Raw records:
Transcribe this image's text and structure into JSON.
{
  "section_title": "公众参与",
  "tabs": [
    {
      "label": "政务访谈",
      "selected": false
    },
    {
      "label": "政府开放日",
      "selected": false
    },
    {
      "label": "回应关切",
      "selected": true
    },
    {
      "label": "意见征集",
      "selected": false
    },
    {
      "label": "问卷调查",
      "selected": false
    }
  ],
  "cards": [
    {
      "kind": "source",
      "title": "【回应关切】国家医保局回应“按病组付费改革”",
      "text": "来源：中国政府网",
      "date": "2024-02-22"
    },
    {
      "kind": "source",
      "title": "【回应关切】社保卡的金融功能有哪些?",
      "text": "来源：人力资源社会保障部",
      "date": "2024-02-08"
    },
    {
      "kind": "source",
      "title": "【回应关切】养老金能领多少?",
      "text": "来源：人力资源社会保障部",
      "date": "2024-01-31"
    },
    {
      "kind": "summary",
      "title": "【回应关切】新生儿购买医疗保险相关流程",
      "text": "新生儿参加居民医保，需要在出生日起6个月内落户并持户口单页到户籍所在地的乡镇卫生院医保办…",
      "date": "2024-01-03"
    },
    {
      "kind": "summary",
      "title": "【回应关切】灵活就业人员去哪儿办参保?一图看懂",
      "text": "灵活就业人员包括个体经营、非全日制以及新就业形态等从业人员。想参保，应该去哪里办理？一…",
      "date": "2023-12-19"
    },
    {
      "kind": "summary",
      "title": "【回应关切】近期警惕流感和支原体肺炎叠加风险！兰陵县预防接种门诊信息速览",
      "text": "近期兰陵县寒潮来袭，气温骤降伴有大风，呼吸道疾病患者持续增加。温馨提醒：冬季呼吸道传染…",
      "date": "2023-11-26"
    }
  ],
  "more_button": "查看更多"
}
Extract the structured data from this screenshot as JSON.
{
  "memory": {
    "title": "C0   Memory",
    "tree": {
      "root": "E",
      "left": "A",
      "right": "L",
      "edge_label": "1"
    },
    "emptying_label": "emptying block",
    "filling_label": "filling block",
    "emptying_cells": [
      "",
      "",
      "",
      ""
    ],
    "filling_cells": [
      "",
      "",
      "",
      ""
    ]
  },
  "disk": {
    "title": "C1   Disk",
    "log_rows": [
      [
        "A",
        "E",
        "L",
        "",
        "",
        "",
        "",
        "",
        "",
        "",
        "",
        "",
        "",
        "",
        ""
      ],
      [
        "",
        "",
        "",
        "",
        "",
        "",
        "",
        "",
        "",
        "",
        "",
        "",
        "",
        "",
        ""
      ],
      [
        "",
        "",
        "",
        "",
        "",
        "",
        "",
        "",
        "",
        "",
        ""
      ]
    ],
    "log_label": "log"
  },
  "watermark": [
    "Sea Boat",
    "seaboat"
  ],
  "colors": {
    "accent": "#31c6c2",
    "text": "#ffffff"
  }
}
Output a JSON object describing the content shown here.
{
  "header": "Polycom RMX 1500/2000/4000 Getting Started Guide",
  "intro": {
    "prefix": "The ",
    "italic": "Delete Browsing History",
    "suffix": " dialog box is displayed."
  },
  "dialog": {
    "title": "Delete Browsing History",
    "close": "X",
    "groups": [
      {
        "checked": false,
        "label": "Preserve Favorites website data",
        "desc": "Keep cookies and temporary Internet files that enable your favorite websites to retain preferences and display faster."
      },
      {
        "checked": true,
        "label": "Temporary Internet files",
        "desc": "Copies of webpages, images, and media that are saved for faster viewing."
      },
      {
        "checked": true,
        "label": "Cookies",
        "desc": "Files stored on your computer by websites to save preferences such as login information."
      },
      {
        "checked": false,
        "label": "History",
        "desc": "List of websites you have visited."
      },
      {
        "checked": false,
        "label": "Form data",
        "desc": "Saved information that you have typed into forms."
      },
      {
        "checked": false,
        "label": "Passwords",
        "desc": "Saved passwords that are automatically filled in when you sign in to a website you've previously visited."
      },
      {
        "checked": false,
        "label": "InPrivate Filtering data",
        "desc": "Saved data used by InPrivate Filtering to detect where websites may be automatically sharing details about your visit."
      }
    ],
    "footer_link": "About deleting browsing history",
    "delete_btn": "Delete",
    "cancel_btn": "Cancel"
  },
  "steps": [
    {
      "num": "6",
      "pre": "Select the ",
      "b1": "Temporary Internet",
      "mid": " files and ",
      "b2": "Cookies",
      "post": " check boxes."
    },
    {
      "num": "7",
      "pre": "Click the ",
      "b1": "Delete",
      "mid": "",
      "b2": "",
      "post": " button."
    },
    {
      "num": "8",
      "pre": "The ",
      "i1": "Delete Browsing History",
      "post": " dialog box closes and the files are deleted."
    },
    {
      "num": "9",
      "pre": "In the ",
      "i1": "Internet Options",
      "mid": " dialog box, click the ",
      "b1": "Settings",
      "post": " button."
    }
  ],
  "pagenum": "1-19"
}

§ **THE TASK**
Give back the whole listing, word for word.

§ **COMPLETED TASK**
Transcribe this image's text and structure into JSON.
{
  "section_title": "公众参与",
  "tabs": [
    {
      "label": "政务访谈",
      "selected": false
    },
    {
      "label": "政府开放日",
      "selected": false
    },
    {
      "label": "回应关切",
      "selected": true
    },
    {
      "label": "意见征集",
      "selected": false
    },
    {
      "label": "问卷调查",
      "selected": false
    }
  ],
  "cards": [
    {
      "kind": "source",
      "title": "【回应关切】国家医保局回应“按病组付费改革”",
      "text": "来源：中国政府网",
      "date": "2024-02-22"
    },
    {
      "kind": "source",
      "title": "【回应关切】社保卡的金融功能有哪些?",
      "text": "来源：人力资源社会保障部",
      "date": "2024-02-08"
    },
    {
      "kind": "source",
      "title": "【回应关切】养老金能领多少?",
      "text": "来源：人力资源社会保障部",
      "date": "2024-01-31"
    },
    {
      "kind": "summary",
      "title": "【回应关切】新生儿购买医疗保险相关流程",
      "text": "新生儿参加居民医保，需要在出生日起6个月内落户并持户口单页到户籍所在地的乡镇卫生院医保办…",
      "date": "2024-01-03"
    },
    {
      "kind": "summary",
      "title": "【回应关切】灵活就业人员去哪儿办参保?一图看懂",
      "text": "灵活就业人员包括个体经营、非全日制以及新就业形态等从业人员。想参保，应该去哪里办理？一…",
      "date": "2023-12-19"
    },
    {
      "kind": "summary",
      "title": "【回应关切】近期警惕流感和支原体肺炎叠加风险！兰陵县预防接种门诊信息速览",
      "text": "近期兰陵县寒潮来袭，气温骤降伴有大风，呼吸道疾病患者持续增加。温馨提醒：冬季呼吸道传染…",
      "date": "2023-11-26"
    }
  ],
  "more_button": "查看更多"
}
Extract the structured data from this screenshot as JSON.
{
  "memory": {
    "title": "C0   Memory",
    "tree": {
      "root": "E",
      "left": "A",
      "right": "L",
      "edge_label": "1"
    },
    "emptying_label": "emptying block",
    "filling_label": "filling block",
    "emptying_cells": [
      "",
      "",
      "",
      ""
    ],
    "filling_cells": [
      "",
      "",
      "",
      ""
    ]
  },
  "disk": {
    "title": "C1   Disk",
    "log_rows": [
      [
        "A",
        "E",
        "L",
        "",
        "",
        "",
        "",
        "",
        "",
        "",
        "",
        "",
        "",
        "",
        ""
      ],
      [
        "",
        "",
        "",
        "",
        "",
        "",
        "",
        "",
        "",
        "",
        "",
        "",
        "",
        "",
        ""
      ],
      [
        "",
        "",
        "",
        "",
        "",
        "",
        "",
        "",
        "",
        "",
        ""
      ]
    ],
    "log_label": "log"
  },
  "watermark": [
    "Sea Boat",
    "seaboat"
  ],
  "colors": {
    "accent": "#31c6c2",
    "text": "#ffffff"
  }
}
Output a JSON object describing the content shown here.
{
  "header": "Polycom RMX 1500/2000/4000 Getting Started Guide",
  "intro": {
    "prefix": "The ",
    "italic": "Delete Browsing History",
    "suffix": " dialog box is displayed."
  },
  "dialog": {
    "title": "Delete Browsing History",
    "close": "X",
    "groups": [
      {
        "checked": false,
        "label": "Preserve Favorites website data",
        "desc": "Keep cookies and temporary Internet files that enable your favorite websites to retain preferences and display faster."
      },
      {
        "checked": true,
        "label": "Temporary Internet files",
        "desc": "Copies of webpages, images, and media that are saved for faster viewing."
      },
      {
        "checked": true,
        "label": "Cookies",
        "desc": "Files stored on your computer by websites to save preferences such as login information."
      },
      {
        "checked": false,
        "label": "History",
        "desc": "List of websites you have visited."
      },
      {
        "checked": false,
        "label": "Form data",
        "desc": "Saved information that you have typed into forms."
      },
      {
        "checked": false,
        "label": "Passwords",
        "desc": "Saved passwords that are automatically filled in when you sign in to a website you've previously visited."
      },
      {
        "checked": false,
        "label": "InPrivate Filtering data",
        "desc": "Saved data used by InPrivate Filtering to detect where websites may be automatically sharing details about your visit."
      }
    ],
    "footer_link": "About deleting browsing history",
    "delete_btn": "Delete",
    "cancel_btn": "Cancel"
  },
  "steps": [
    {
      "num": "6",
      "pre": "Select the ",
      "b1": "Temporary Internet",
      "mid": " files and ",
      "b2": "Cookies",
      "post": " check boxes."
    },
    {
      "num": "7",
      "pre": "Click the ",
      "b1": "Delete",
      "mid": "",
      "b2": "",
      "post": " button."
    },
    {
      "num": "8",
      "pre": "The ",
      "i1": "Delete Browsing History",
      "post": " dialog box closes and the files are deleted."
    },
    {
      "num": "9",
      "pre": "In the ",
      "i1": "Internet Options",
      "mid": " dialog box, click the ",
      "b1": "Settings",
      "post": " button."
    }
  ],
  "pagenum": "1-19"
}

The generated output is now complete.